>> Begin Data rows

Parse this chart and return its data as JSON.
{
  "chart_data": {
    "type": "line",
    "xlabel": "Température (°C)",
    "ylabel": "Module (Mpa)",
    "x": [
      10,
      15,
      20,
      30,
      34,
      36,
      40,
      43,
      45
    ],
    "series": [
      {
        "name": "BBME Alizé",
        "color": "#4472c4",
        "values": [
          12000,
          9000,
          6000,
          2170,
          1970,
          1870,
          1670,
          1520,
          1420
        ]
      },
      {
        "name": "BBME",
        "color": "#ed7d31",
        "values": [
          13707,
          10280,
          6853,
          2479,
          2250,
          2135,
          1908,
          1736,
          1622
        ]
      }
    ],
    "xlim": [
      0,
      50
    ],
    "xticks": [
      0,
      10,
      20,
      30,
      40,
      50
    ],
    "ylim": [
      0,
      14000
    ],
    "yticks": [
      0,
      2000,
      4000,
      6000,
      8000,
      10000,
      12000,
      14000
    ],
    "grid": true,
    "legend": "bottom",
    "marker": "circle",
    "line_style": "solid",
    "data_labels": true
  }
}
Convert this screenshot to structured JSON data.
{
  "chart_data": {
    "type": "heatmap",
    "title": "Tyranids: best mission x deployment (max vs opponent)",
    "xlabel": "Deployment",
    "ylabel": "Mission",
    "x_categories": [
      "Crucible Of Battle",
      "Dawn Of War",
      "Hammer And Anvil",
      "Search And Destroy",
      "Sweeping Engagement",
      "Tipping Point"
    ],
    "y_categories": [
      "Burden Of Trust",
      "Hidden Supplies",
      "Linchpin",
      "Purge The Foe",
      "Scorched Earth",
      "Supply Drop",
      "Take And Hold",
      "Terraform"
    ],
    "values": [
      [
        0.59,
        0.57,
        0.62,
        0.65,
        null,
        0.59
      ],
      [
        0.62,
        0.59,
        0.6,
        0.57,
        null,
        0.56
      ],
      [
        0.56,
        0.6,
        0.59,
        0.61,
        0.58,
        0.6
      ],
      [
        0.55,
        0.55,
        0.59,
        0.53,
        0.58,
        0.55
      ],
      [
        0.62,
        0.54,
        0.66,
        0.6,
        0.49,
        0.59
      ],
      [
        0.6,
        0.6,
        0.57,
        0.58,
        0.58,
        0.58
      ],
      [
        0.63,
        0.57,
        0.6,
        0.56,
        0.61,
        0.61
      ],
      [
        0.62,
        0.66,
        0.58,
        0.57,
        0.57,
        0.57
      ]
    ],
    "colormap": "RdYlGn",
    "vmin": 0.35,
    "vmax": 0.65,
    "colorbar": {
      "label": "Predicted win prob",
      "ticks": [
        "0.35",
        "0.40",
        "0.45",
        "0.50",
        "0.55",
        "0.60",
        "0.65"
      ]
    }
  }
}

>> End Data rows

■ **Work to do**
Write every entry out again exactly.

■ **Written solution**
Parse this chart and return its data as JSON.
{
  "chart_data": {
    "type": "line",
    "xlabel": "Température (°C)",
    "ylabel": "Module (Mpa)",
    "x": [
      10,
      15,
      20,
      30,
      34,
      36,
      40,
      43,
      45
    ],
    "series": [
      {
        "name": "BBME Alizé",
        "color": "#4472c4",
        "values": [
          12000,
          9000,
          6000,
          2170,
          1970,
          1870,
          1670,
          1520,
          1420
        ]
      },
      {
        "name": "BBME",
        "color": "#ed7d31",
        "values": [
          13707,
          10280,
          6853,
          2479,
          2250,
          2135,
          1908,
          1736,
          1622
        ]
      }
    ],
    "xlim": [
      0,
      50
    ],
    "xticks": [
      0,
      10,
      20,
      30,
      40,
      50
    ],
    "ylim": [
      0,
      14000
    ],
    "yticks": [
      0,
      2000,
      4000,
      6000,
      8000,
      10000,
      12000,
      14000
    ],
    "grid": true,
    "legend": "bottom",
    "marker": "circle",
    "line_style": "solid",
    "data_labels": true
  }
}
Convert this screenshot to structured JSON data.
{
  "chart_data": {
    "type": "heatmap",
    "title": "Tyranids: best mission x deployment (max vs opponent)",
    "xlabel": "Deployment",
    "ylabel": "Mission",
    "x_categories": [
      "Crucible Of Battle",
      "Dawn Of War",
      "Hammer And Anvil",
      "Search And Destroy",
      "Sweeping Engagement",
      "Tipping Point"
    ],
    "y_categories": [
      "Burden Of Trust",
      "Hidden Supplies",
      "Linchpin",
      "Purge The Foe",
      "Scorched Earth",
      "Supply Drop",
      "Take And Hold",
      "Terraform"
    ],
    "values": [
      [
        0.59,
        0.57,
        0.62,
        0.65,
        null,
        0.59
      ],
      [
        0.62,
        0.59,
        0.6,
        0.57,
        null,
        0.56
      ],
      [
        0.56,
        0.6,
        0.59,
        0.61,
        0.58,
        0.6
      ],
      [
        0.55,
        0.55,
        0.59,
        0.53,
        0.58,
        0.55
      ],
      [
        0.62,
        0.54,
        0.66,
        0.6,
        0.49,
        0.59
      ],
      [
        0.6,
        0.6,
        0.57,
        0.58,
        0.58,
        0.58
      ],
      [
        0.63,
        0.57,
        0.6,
        0.56,
        0.61,
        0.61
      ],
      [
        0.62,
        0.66,
        0.58,
        0.57,
        0.57,
        0.57
      ]
    ],
    "colormap": "RdYlGn",
    "vmin": 0.35,
    "vmax": 0.65,
    "colorbar": {
      "label": "Predicted win prob",
      "ticks": [
        "0.35",
        "0.40",
        "0.45",
        "0.50",
        "0.55",
        "0.60",
        "0.65"
      ]
    }
  }
}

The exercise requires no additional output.